● **Objective**: Every line of the material is to be quoted verbatim, minus the pictures.

# # # #

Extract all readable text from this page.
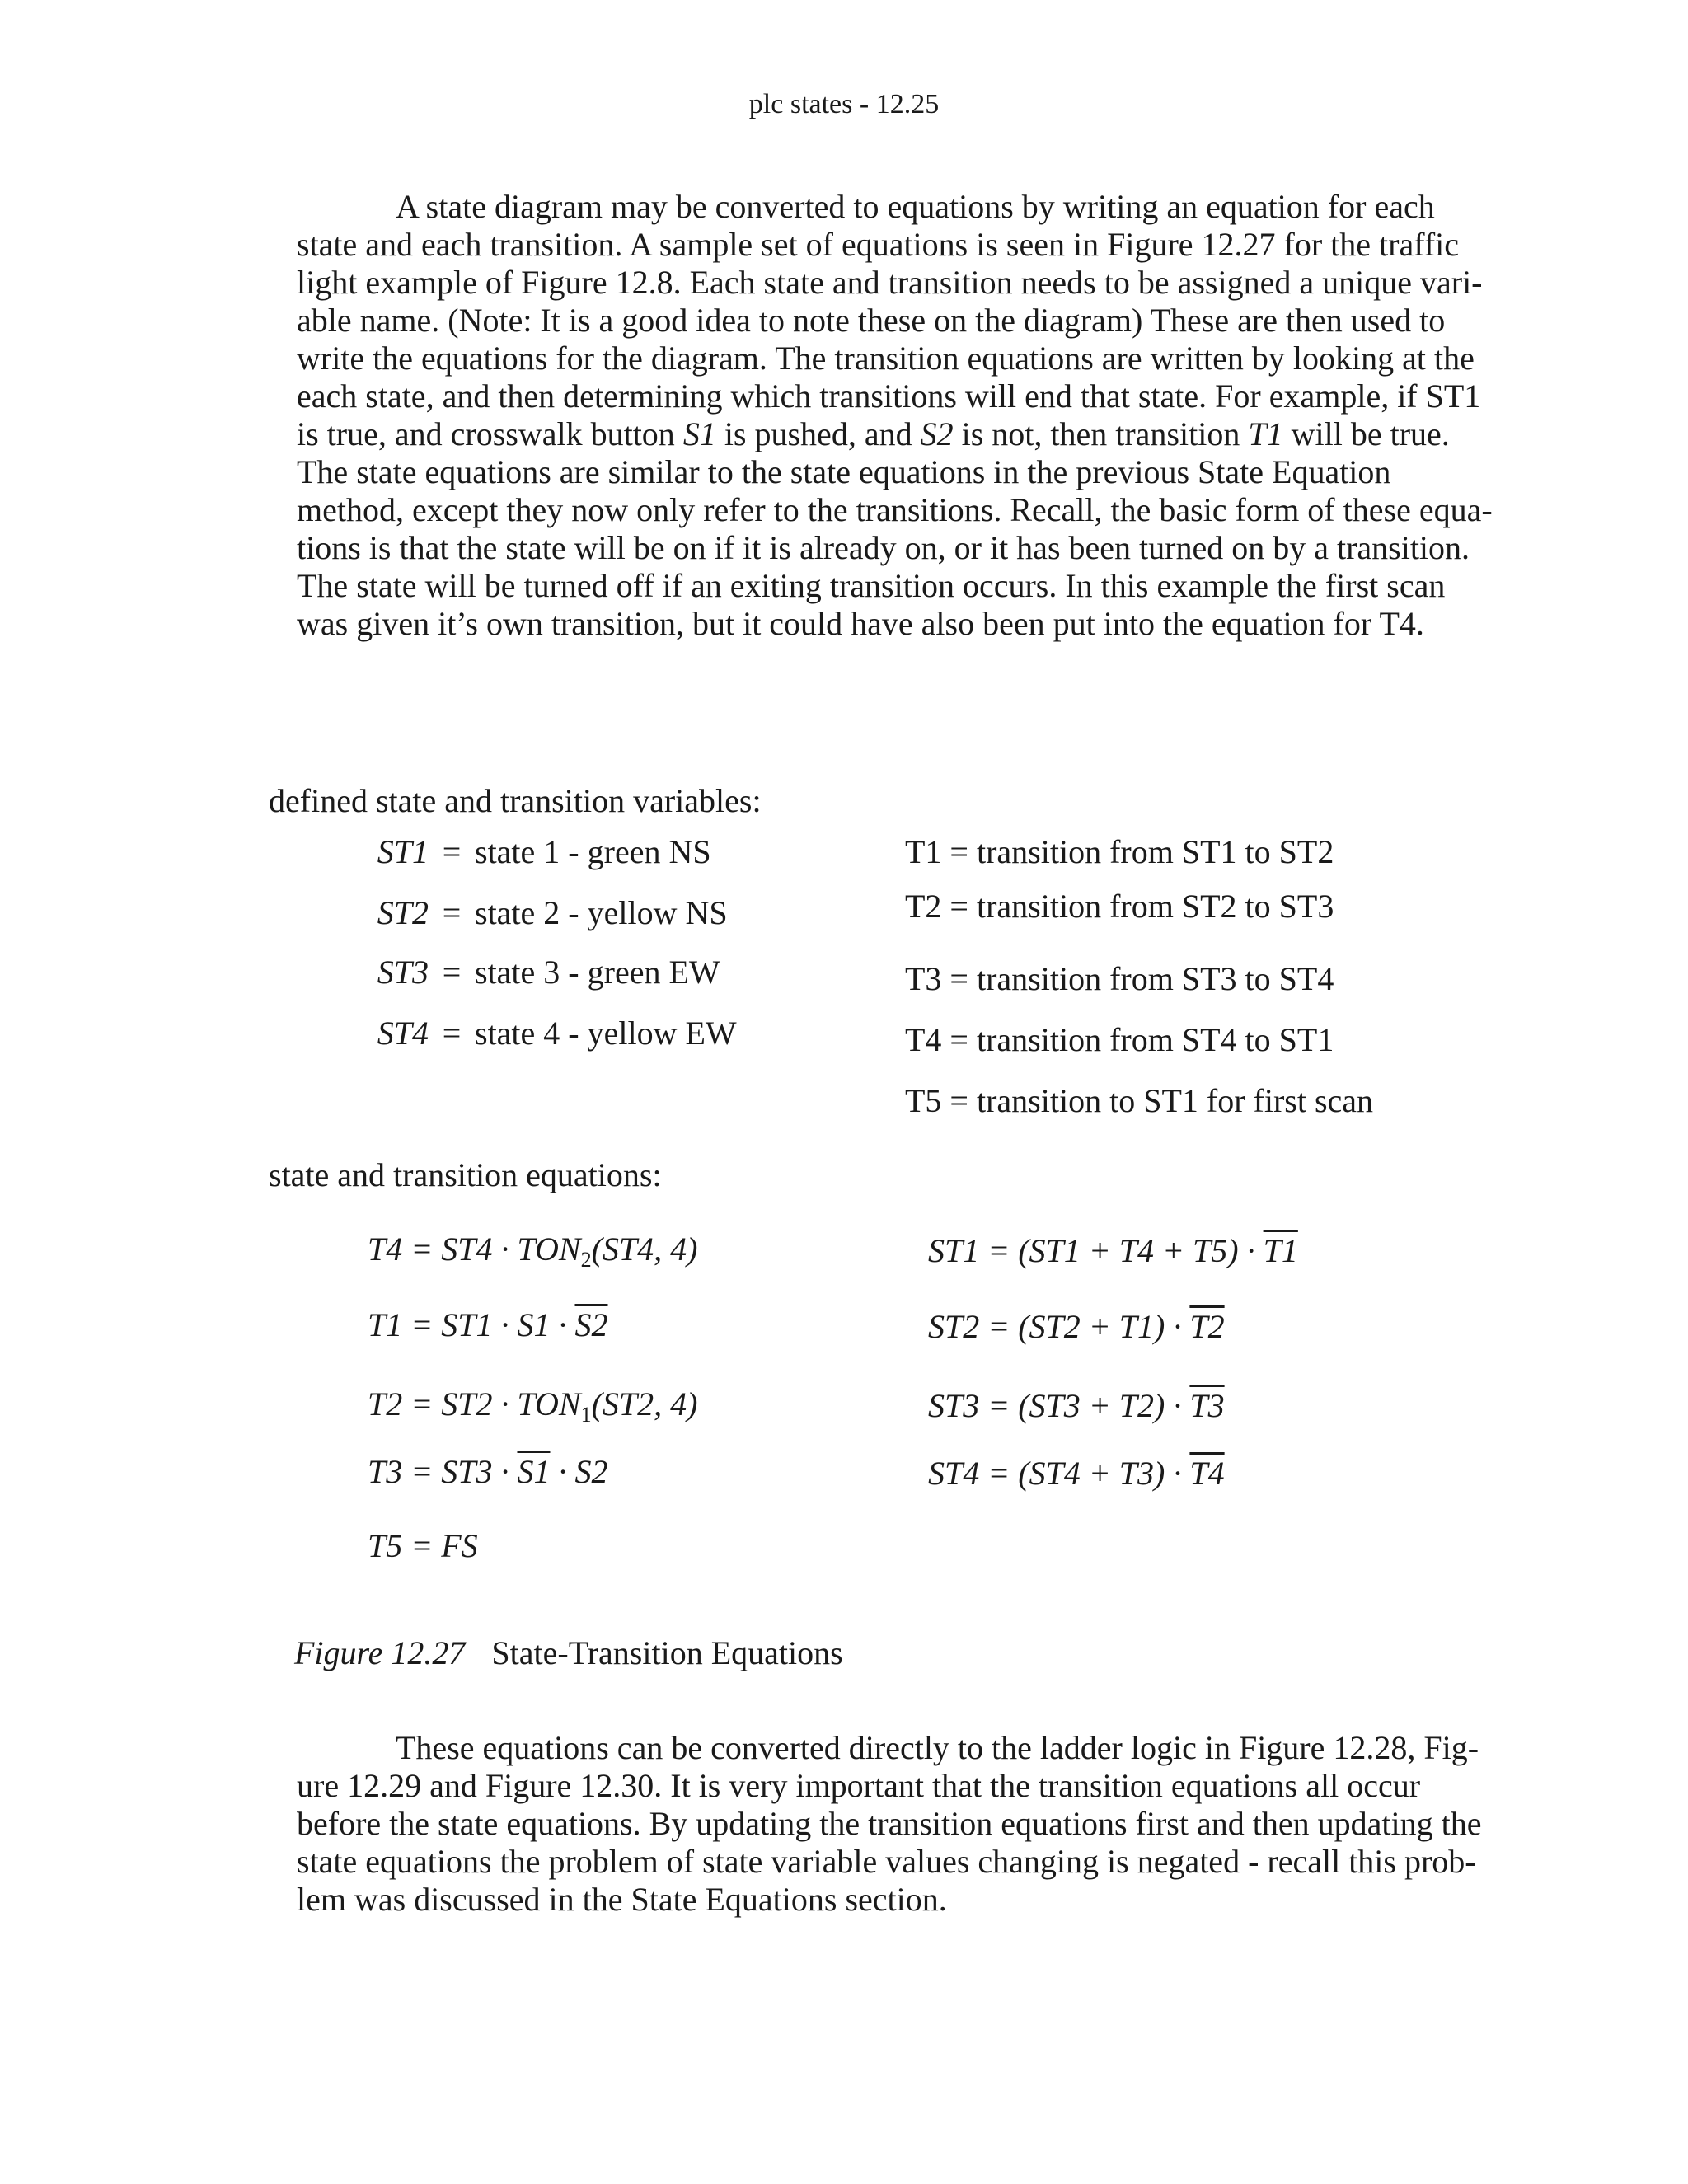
plc states - 12.25
A state diagram may be converted to equations by writing an equation for each
state and each transition. A sample set of equations is seen in Figure 12.27 for the traffic
light example of Figure 12.8. Each state and transition needs to be assigned a unique vari-
able name. (Note: It is a good idea to note these on the diagram) These are then used to
write the equations for the diagram. The transition equations are written by looking at the
each state, and then determining which transitions will end that state. For example, if ST1
is true, and crosswalk button S1 is pushed, and S2 is not, then transition T1 will be true.
The state equations are similar to the state equations in the previous State Equation
method, except they now only refer to the transitions. Recall, the basic form of these equa-
tions is that the state will be on if it is already on, or it has been turned on by a transition.
The state will be turned off if an exiting transition occurs. In this example the first scan
was given it’s own transition, but it could have also been put into the equation for T4.
defined state and transition variables:
ST1 = state 1 - green NS
ST2 = state 2 - yellow NS
ST3 = state 3 - green EW
ST4 = state 4 - yellow EW
T1 = transition from ST1 to ST2
T2 = transition from ST2 to ST3
T3 = transition from ST3 to ST4
T4 = transition from ST4 to ST1
T5 = transition to ST1 for first scan
state and transition equations:
$T4 = ST4 \cdot TON_2(ST4$, 4)
T1 = ST1 · S1 · S2
$T2 = ST2 \cdot TON_1(ST2$, 4)
T3 = ST3 · S1 · S2
T5 = FS
ST1 = (ST1 + T4 + T5) · T1
ST2 = (ST2 + T1) · T2
ST3 = (ST3 + T2) · T3
ST4 = (ST4 + T3) · T4
Figure 12.27 State-Transition Equations
These equations can be converted directly to the ladder logic in Figure 12.28, Fig-
ure 12.29 and Figure 12.30. It is very important that the transition equations all occur
before the state equations. By updating the transition equations first and then updating the
state equations the problem of state variable values changing is negated - recall this prob-
lem was discussed in the State Equations section.
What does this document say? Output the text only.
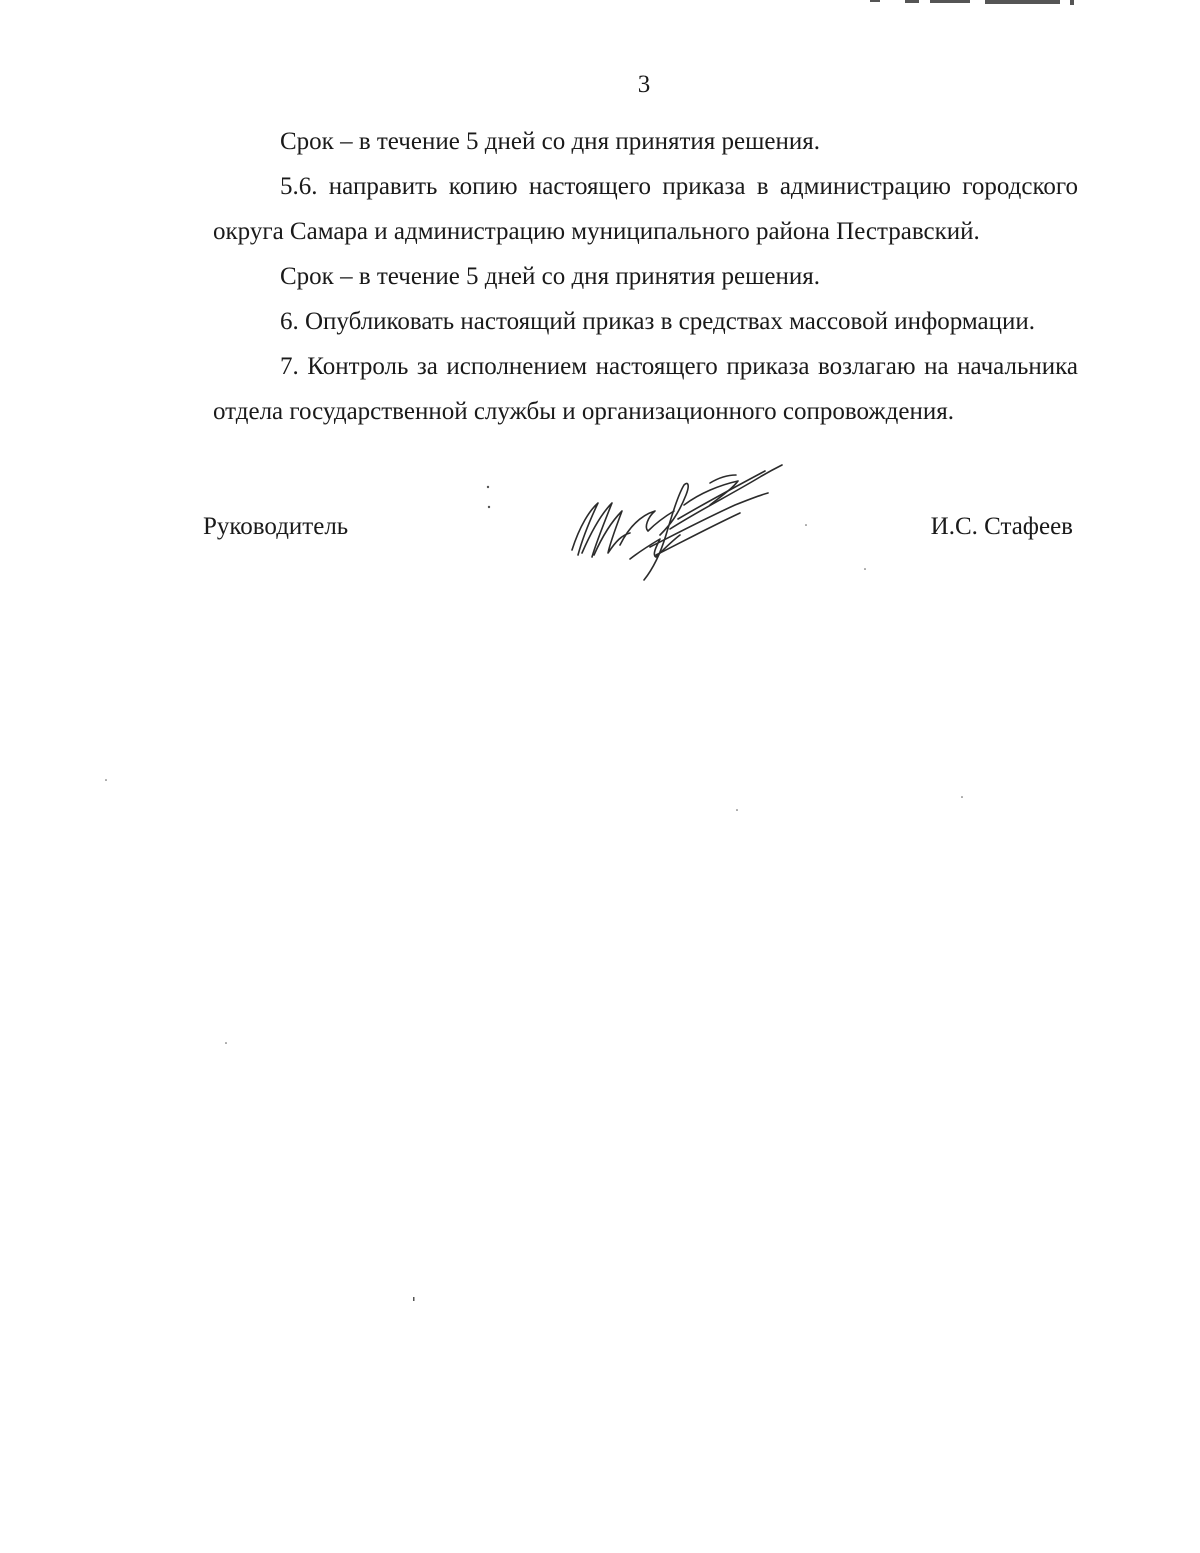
3

Срок – в течение 5 дней со дня принятия решения.

5.6. направить копию настоящего приказа в администрацию городского округа Самара и администрацию муниципального района Пестравский.

Срок – в течение 5 дней со дня принятия решения.

6. Опубликовать настоящий приказ в средствах массовой информации.

7. Контроль за исполнением настоящего приказа возлагаю на начальника отдела государственной службы и организационного сопровождения.

Руководитель	И.С. Стафеев
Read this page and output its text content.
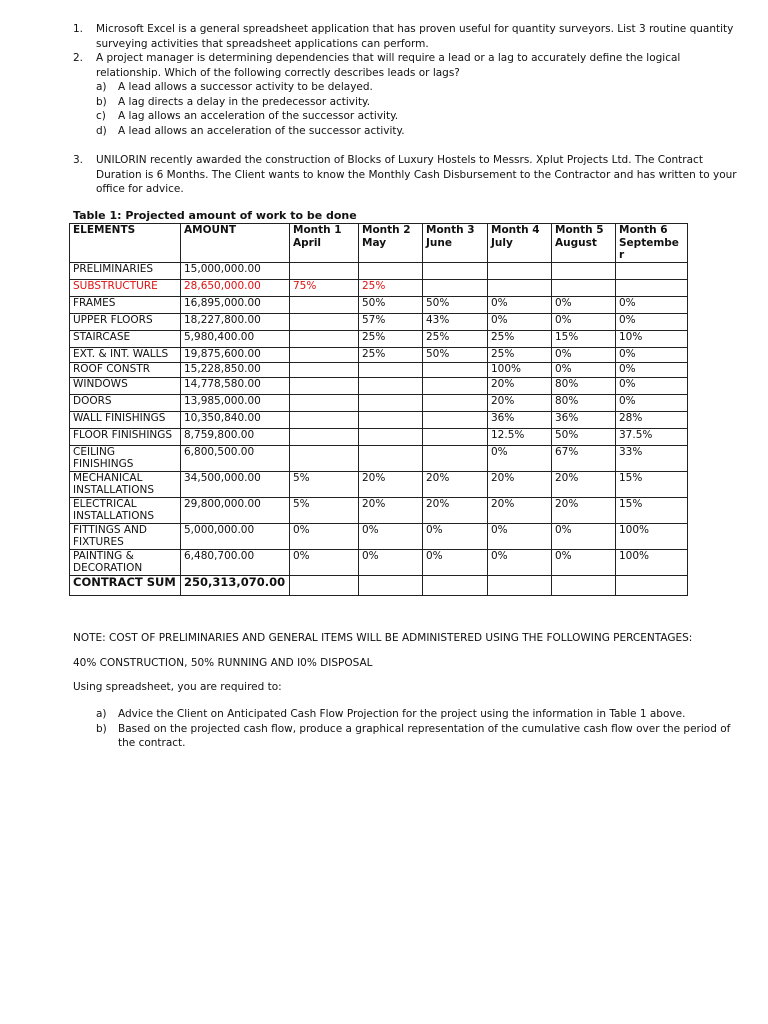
1. Microsoft Excel is a general spreadsheet application that has proven useful for quantity surveyors. List 3 routine quantity surveying activities that spreadsheet applications can perform.
2. A project manager is determining dependencies that will require a lead or a lag to accurately define the logical relationship. Which of the following correctly describes leads or lags?
a) A lead allows a successor activity to be delayed.
b) A lag directs a delay in the predecessor activity.
c) A lag allows an acceleration of the successor activity.
d) A lead allows an acceleration of the successor activity.
3. UNILORIN recently awarded the construction of Blocks of Luxury Hostels to Messrs. Xplut Projects Ltd. The Contract Duration is 6 Months. The Client wants to know the Monthly Cash Disbursement to the Contractor and has written to your office for advice.
Table 1: Projected amount of work to be done
ELEMENTS	AMOUNT	Month 1 April	Month 2 May	Month 3 June	Month 4 July	Month 5 August	Month 6 Septembe r
PRELIMINARIES	15,000,000.00						
SUBSTRUCTURE	28,650,000.00	75%	25%				
FRAMES	16,895,000.00		50%	50%	0%	0%	0%
UPPER FLOORS	18,227,800.00		57%	43%	0%	0%	0%
STAIRCASE	5,980,400.00		25%	25%	25%	15%	10%
EXT. & INT. WALLS	19,875,600.00		25%	50%	25%	0%	0%
ROOF CONSTR	15,228,850.00				100%	0%	0%
WINDOWS	14,778,580.00				20%	80%	0%
DOORS	13,985,000.00				20%	80%	0%
WALL FINISHINGS	10,350,840.00				36%	36%	28%
FLOOR FINISHINGS	8,759,800.00				12.5%	50%	37.5%
CEILING FINISHINGS	6,800,500.00				0%	67%	33%
MECHANICAL INSTALLATIONS	34,500,000.00	5%	20%	20%	20%	20%	15%
ELECTRICAL INSTALLATIONS	29,800,000.00	5%	20%	20%	20%	20%	15%
FITTINGS AND FIXTURES	5,000,000.00	0%	0%	0%	0%	0%	100%
PAINTING & DECORATION	6,480,700.00	0%	0%	0%	0%	0%	100%
CONTRACT SUM	250,313,070.00						
NOTE: COST OF PRELIMINARIES AND GENERAL ITEMS WILL BE ADMINISTERED USING THE FOLLOWING PERCENTAGES:
40% CONSTRUCTION, 50% RUNNING AND I0% DISPOSAL
Using spreadsheet, you are required to:
a) Advice the Client on Anticipated Cash Flow Projection for the project using the information in Table 1 above.
b) Based on the projected cash flow, produce a graphical representation of the cumulative cash flow over the period of the contract.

# # # #

● **The result**:
Extract all readable text from this page.
plc states - 12.25
A state diagram may be converted to equations by writing an equation for each
state and each transition. A sample set of equations is seen in Figure 12.27 for the traffic
light example of Figure 12.8. Each state and transition needs to be assigned a unique vari-
able name. (Note: It is a good idea to note these on the diagram) These are then used to
write the equations for the diagram. The transition equations are written by looking at the
each state, and then determining which transitions will end that state. For example, if ST1
is true, and crosswalk button S1 is pushed, and S2 is not, then transition T1 will be true.
The state equations are similar to the state equations in the previous State Equation
method, except they now only refer to the transitions. Recall, the basic form of these equa-
tions is that the state will be on if it is already on, or it has been turned on by a transition.
The state will be turned off if an exiting transition occurs. In this example the first scan
was given it’s own transition, but it could have also been put into the equation for T4.
defined state and transition variables:
ST1 = state 1 - green NS
ST2 = state 2 - yellow NS
ST3 = state 3 - green EW
ST4 = state 4 - yellow EW
T1 = transition from ST1 to ST2
T2 = transition from ST2 to ST3
T3 = transition from ST3 to ST4
T4 = transition from ST4 to ST1
T5 = transition to ST1 for first scan
state and transition equations:
$T4 = ST4 \cdot TON_2(ST4$, 4)
T1 = ST1 · S1 · S2
$T2 = ST2 \cdot TON_1(ST2$, 4)
T3 = ST3 · S1 · S2
T5 = FS
ST1 = (ST1 + T4 + T5) · T1
ST2 = (ST2 + T1) · T2
ST3 = (ST3 + T2) · T3
ST4 = (ST4 + T3) · T4
Figure 12.27 State-Transition Equations
These equations can be converted directly to the ladder logic in Figure 12.28, Fig-
ure 12.29 and Figure 12.30. It is very important that the transition equations all occur
before the state equations. By updating the transition equations first and then updating the
state equations the problem of state variable values changing is negated - recall this prob-
lem was discussed in the State Equations section.
What does this document say? Output the text only.
3

Срок – в течение 5 дней со дня принятия решения.

5.6. направить копию настоящего приказа в администрацию городского округа Самара и администрацию муниципального района Пестравский.

Срок – в течение 5 дней со дня принятия решения.

6. Опубликовать настоящий приказ в средствах массовой информации.

7. Контроль за исполнением настоящего приказа возлагаю на начальника отдела государственной службы и организационного сопровождения.

Руководитель	И.С. Стафеев
Read this page and output its text content.
1. Microsoft Excel is a general spreadsheet application that has proven useful for quantity surveyors. List 3 routine quantity surveying activities that spreadsheet applications can perform.
2. A project manager is determining dependencies that will require a lead or a lag to accurately define the logical relationship. Which of the following correctly describes leads or lags?
a) A lead allows a successor activity to be delayed.
b) A lag directs a delay in the predecessor activity.
c) A lag allows an acceleration of the successor activity.
d) A lead allows an acceleration of the successor activity.
3. UNILORIN recently awarded the construction of Blocks of Luxury Hostels to Messrs. Xplut Projects Ltd. The Contract Duration is 6 Months. The Client wants to know the Monthly Cash Disbursement to the Contractor and has written to your office for advice.
Table 1: Projected amount of work to be done
ELEMENTS	AMOUNT	Month 1 April	Month 2 May	Month 3 June	Month 4 July	Month 5 August	Month 6 Septembe r
PRELIMINARIES	15,000,000.00						
SUBSTRUCTURE	28,650,000.00	75%	25%				
FRAMES	16,895,000.00		50%	50%	0%	0%	0%
UPPER FLOORS	18,227,800.00		57%	43%	0%	0%	0%
STAIRCASE	5,980,400.00		25%	25%	25%	15%	10%
EXT. & INT. WALLS	19,875,600.00		25%	50%	25%	0%	0%
ROOF CONSTR	15,228,850.00				100%	0%	0%
WINDOWS	14,778,580.00				20%	80%	0%
DOORS	13,985,000.00				20%	80%	0%
WALL FINISHINGS	10,350,840.00				36%	36%	28%
FLOOR FINISHINGS	8,759,800.00				12.5%	50%	37.5%
CEILING FINISHINGS	6,800,500.00				0%	67%	33%
MECHANICAL INSTALLATIONS	34,500,000.00	5%	20%	20%	20%	20%	15%
ELECTRICAL INSTALLATIONS	29,800,000.00	5%	20%	20%	20%	20%	15%
FITTINGS AND FIXTURES	5,000,000.00	0%	0%	0%	0%	0%	100%
PAINTING & DECORATION	6,480,700.00	0%	0%	0%	0%	0%	100%
CONTRACT SUM	250,313,070.00						
NOTE: COST OF PRELIMINARIES AND GENERAL ITEMS WILL BE ADMINISTERED USING THE FOLLOWING PERCENTAGES:
40% CONSTRUCTION, 50% RUNNING AND I0% DISPOSAL
Using spreadsheet, you are required to:
a) Advice the Client on Anticipated Cash Flow Projection for the project using the information in Table 1 above.
b) Based on the projected cash flow, produce a graphical representation of the cumulative cash flow over the period of the contract.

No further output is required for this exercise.